» **EXCERPT PROVIDED**:

■ ■ ■ ■ ■ ■ ■

It comes after an 184pc surge in the company’s shares so far this year amid the excitement surrounding AI.
The tech boom has sent profits skyrocketing, with Samsung recently agreeing a bonus deal with its workers’ union to avert a major strike.
The proposed 10-year spending package would be the largest investment commitment ever announced by a South Korean company.
08:04am
UK stocks fall at the open
The FTSE 100 declined at the start of trading in the wake of another tech rout this week.
The UK’s flagship stock index declined 0.3pc to 10,496.64, while the mid-cap FTSE 250 also opened 0.3pc lower at 23,090.78.
07:57am
Trading halted in South Korea as stocks plunge
Trading was halted for the second time in a week on South Korea’s benchmark stock index as investors dumped shares linked to AI.
The Kospi is the best performing major stock index in the world so far this year, having doubled in value since the start of the year. It has surged a monstrous 70pc in the second quarter alone.
However, it has become prone to sharp corrections as it is dominated by Samsung Electronics, the country’s biggest company, and chipmaker SK Hynix, which like Samsung is collaborating with Nvidia on artificial intelligence.
The two companies account for more than half of the Kospi’s overall value.
It was last down 5.8pc, having fallen as much as 9pc. It dropped by 10pc on Tuesday, when a trading circuit breaker was also triggered.

■ ■ ■ ■ ■ ■ ■

» **USING THE INFORMATION**:
**A.** In the market update, how much did the Kospi rise in the second quarter alone?
**B.** Please carry on the market update on the Kospi and UK stocks, starting right after its last sentence.
The data after this point isn't needed for either task.

■ ■ ■ ■ ■ ■ ■

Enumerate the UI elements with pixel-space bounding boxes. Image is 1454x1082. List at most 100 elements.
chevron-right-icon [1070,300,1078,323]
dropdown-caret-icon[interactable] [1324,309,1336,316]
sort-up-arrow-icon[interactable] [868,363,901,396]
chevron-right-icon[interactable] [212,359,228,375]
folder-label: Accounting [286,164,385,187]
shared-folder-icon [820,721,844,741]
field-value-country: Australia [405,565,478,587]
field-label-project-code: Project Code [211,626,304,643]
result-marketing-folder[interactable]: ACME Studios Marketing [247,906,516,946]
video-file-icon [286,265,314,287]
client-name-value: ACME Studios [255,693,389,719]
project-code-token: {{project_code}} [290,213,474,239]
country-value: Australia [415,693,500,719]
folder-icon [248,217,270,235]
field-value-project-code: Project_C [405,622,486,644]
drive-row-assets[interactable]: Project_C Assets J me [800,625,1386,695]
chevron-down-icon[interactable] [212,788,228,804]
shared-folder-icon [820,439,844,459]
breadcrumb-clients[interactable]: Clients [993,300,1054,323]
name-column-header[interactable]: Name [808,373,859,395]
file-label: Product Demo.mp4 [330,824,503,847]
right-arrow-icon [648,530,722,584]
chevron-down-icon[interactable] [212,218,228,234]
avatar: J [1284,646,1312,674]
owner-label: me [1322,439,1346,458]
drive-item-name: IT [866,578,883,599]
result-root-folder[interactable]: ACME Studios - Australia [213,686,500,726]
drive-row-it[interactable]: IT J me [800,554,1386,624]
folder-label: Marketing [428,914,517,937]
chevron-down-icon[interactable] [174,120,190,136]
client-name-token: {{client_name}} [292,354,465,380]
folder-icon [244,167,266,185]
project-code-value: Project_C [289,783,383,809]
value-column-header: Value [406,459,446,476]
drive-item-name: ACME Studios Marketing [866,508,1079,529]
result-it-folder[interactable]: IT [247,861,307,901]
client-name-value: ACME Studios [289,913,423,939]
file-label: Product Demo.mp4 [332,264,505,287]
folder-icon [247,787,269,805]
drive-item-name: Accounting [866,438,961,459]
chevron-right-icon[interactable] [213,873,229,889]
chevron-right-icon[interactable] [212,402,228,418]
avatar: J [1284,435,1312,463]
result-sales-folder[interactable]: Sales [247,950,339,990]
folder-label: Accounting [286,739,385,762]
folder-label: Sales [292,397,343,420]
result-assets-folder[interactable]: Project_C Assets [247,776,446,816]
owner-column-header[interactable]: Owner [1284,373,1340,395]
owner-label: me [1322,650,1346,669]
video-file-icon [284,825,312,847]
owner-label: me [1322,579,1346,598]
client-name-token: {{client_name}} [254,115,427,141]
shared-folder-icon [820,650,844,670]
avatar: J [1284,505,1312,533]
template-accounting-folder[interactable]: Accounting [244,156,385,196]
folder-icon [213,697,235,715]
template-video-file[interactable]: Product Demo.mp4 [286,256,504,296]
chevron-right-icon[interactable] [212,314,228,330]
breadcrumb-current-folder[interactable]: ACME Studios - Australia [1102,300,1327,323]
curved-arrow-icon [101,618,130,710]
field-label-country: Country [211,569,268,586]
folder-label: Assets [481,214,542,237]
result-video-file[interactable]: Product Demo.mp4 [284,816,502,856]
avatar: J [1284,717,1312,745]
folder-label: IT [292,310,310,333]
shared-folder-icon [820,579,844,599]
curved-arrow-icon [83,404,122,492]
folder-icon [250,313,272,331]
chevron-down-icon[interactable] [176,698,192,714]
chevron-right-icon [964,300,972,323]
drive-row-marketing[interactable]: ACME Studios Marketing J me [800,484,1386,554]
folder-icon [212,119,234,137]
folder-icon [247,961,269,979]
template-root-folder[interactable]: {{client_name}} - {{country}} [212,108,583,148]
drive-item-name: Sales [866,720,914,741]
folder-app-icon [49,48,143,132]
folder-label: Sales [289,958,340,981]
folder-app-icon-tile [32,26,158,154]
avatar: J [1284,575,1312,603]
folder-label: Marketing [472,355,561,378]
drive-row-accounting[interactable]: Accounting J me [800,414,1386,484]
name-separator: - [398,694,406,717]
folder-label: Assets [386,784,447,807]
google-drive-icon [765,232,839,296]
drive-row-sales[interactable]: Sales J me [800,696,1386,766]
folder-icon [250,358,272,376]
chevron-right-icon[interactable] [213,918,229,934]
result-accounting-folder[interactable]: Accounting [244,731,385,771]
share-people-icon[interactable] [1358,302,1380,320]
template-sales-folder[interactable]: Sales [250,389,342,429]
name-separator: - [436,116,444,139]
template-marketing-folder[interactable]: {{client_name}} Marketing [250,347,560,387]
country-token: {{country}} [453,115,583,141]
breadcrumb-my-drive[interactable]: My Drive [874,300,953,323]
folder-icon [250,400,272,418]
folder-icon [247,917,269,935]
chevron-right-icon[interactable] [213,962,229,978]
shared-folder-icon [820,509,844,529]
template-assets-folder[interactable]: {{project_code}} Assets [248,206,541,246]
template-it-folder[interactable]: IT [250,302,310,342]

■ ■ ■ ■ ■ ■ ■

» **ANSWERS BY TASK**:
**A.** It surged 70pc in the second quarter alone.

**B.**
South Korea’s Kospi plunged overnight – AP Photo/Ahn Young-joon
07:41am
OpenAI ‘may delay blockbuster listing’
Stocks fell after reports ChatGPT maker OpenAI may delay plans for a blockbuster listing on Wall Street until next year.
Sam Altman, its chief executive, had pushed advisers to find a way for the company to achieve a $1 trillion valuation for a floatation in the third of fourth quarters of this year, according to the New York Times.
However, Asian markets plunged overnight after the suggestion Mr Altman is considering holding off on its public debut until next year following the sharp downturn in the share price of SpaceX.
Elon Musk’s rocket, satellite and AI company has seen its stock fall sharply after it floated in the largest public listing in history earlier this month, briefly making controversial entrepreneur the world’s first trillionnaire.
Global markets have also been volatile this month, with trading on South Korea’s tech-heavy Kospi suspended twice this week after sharp losses. The Nasdaq Composite on Wall Street has fallen 4.5pc so far this week.
Sam Altman is reportedly considering delaying OpenAI’s stock market listing – REUTERS/Evelyn Hockstein
07:28am
FTSE 100 on track to fall
The FTSE 100 is poised to slump at the open as Apple’s price hikes highlight the pitfalls of the boom in AI spending.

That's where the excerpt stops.